- What the exercise asks
Select and reproduce each line of the listing below that bears the string "hacer".
━━ Data for this exercise ━━
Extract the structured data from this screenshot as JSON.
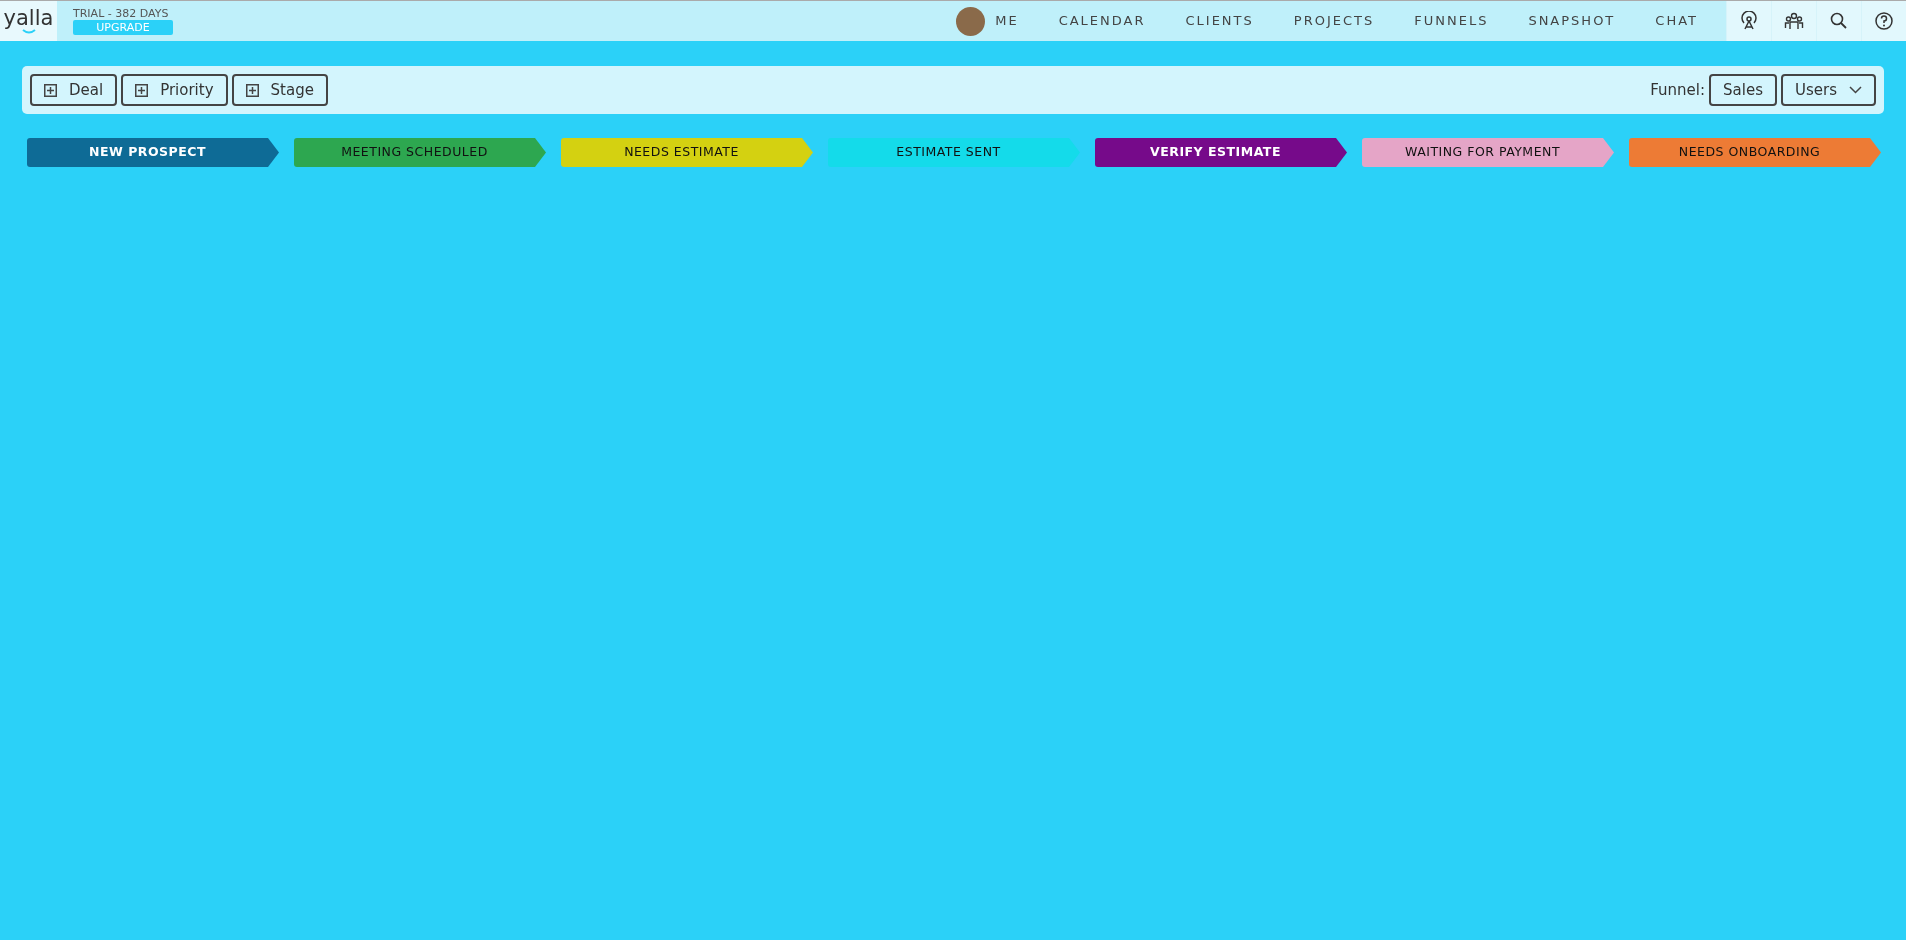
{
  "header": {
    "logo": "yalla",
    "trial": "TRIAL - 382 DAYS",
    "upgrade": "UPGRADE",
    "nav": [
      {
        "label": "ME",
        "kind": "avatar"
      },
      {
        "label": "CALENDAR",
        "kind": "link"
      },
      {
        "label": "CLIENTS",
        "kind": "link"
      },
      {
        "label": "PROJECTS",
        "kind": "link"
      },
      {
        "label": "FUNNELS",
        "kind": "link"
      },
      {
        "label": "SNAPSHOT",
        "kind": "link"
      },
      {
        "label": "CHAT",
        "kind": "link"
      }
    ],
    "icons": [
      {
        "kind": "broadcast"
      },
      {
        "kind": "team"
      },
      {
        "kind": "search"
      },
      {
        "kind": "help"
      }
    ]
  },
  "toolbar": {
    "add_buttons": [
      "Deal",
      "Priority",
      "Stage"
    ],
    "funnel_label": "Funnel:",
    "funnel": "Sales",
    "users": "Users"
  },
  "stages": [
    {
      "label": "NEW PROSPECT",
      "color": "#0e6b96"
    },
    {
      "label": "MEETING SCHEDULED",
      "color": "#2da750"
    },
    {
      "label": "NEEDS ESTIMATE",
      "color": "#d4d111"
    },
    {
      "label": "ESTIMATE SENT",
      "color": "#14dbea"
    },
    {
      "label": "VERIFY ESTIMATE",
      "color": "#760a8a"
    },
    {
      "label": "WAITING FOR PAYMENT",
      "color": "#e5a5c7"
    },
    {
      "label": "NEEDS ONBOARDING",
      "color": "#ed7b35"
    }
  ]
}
━━━
━━ Data for this exercise ━━
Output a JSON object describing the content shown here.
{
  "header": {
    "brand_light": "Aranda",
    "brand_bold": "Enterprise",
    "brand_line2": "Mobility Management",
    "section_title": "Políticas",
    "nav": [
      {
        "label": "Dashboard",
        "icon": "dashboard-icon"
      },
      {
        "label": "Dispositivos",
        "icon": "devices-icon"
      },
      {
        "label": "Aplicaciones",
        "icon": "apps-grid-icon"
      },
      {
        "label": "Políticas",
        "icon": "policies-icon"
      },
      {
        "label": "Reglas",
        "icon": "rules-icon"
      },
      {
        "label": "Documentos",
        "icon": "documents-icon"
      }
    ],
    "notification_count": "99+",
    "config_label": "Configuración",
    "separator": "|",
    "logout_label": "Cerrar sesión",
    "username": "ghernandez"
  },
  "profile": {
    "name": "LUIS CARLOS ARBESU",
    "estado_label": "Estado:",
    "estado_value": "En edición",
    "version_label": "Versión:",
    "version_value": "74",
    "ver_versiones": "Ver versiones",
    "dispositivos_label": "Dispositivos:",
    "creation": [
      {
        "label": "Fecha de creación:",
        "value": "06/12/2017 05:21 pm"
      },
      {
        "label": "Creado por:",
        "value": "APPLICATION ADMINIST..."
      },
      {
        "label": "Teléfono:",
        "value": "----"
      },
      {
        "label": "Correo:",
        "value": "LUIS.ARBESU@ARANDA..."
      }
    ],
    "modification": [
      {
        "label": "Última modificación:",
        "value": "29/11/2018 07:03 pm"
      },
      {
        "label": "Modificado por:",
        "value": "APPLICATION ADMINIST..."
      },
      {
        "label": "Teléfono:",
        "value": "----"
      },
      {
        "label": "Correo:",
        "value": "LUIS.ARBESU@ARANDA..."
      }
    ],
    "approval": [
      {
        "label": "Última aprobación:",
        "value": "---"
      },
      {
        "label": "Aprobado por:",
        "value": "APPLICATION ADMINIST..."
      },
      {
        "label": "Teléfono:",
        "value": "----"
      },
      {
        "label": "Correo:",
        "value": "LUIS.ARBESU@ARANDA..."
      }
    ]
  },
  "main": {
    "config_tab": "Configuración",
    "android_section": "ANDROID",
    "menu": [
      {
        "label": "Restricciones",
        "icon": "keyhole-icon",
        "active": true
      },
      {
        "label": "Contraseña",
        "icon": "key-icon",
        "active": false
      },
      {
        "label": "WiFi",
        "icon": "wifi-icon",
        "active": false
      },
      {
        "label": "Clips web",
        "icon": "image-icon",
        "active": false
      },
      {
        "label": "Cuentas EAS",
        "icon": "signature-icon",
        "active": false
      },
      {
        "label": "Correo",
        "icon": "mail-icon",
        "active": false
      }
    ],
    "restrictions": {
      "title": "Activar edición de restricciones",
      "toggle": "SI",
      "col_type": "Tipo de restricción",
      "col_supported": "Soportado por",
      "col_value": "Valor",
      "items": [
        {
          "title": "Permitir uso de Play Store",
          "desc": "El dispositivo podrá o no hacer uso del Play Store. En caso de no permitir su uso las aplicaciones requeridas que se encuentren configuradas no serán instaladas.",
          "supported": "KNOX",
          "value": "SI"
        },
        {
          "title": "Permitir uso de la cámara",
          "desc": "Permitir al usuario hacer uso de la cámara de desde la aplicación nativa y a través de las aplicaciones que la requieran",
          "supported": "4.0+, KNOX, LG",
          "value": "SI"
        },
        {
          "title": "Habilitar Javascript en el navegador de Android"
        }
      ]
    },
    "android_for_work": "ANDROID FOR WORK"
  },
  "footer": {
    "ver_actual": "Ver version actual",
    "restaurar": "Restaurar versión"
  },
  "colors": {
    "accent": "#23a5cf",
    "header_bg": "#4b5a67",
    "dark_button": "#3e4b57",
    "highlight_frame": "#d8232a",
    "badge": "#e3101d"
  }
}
━━━
- Answer to the exercise
          "desc": "El dispositivo podrá o no hacer uso del Play Store. En caso de no permitir su uso las aplicaciones requeridas que se encuentren configuradas no serán instaladas.",
          "desc": "Permitir al usuario hacer uso de la cámara de desde la aplicación nativa y a través de las aplicaciones que la requieran",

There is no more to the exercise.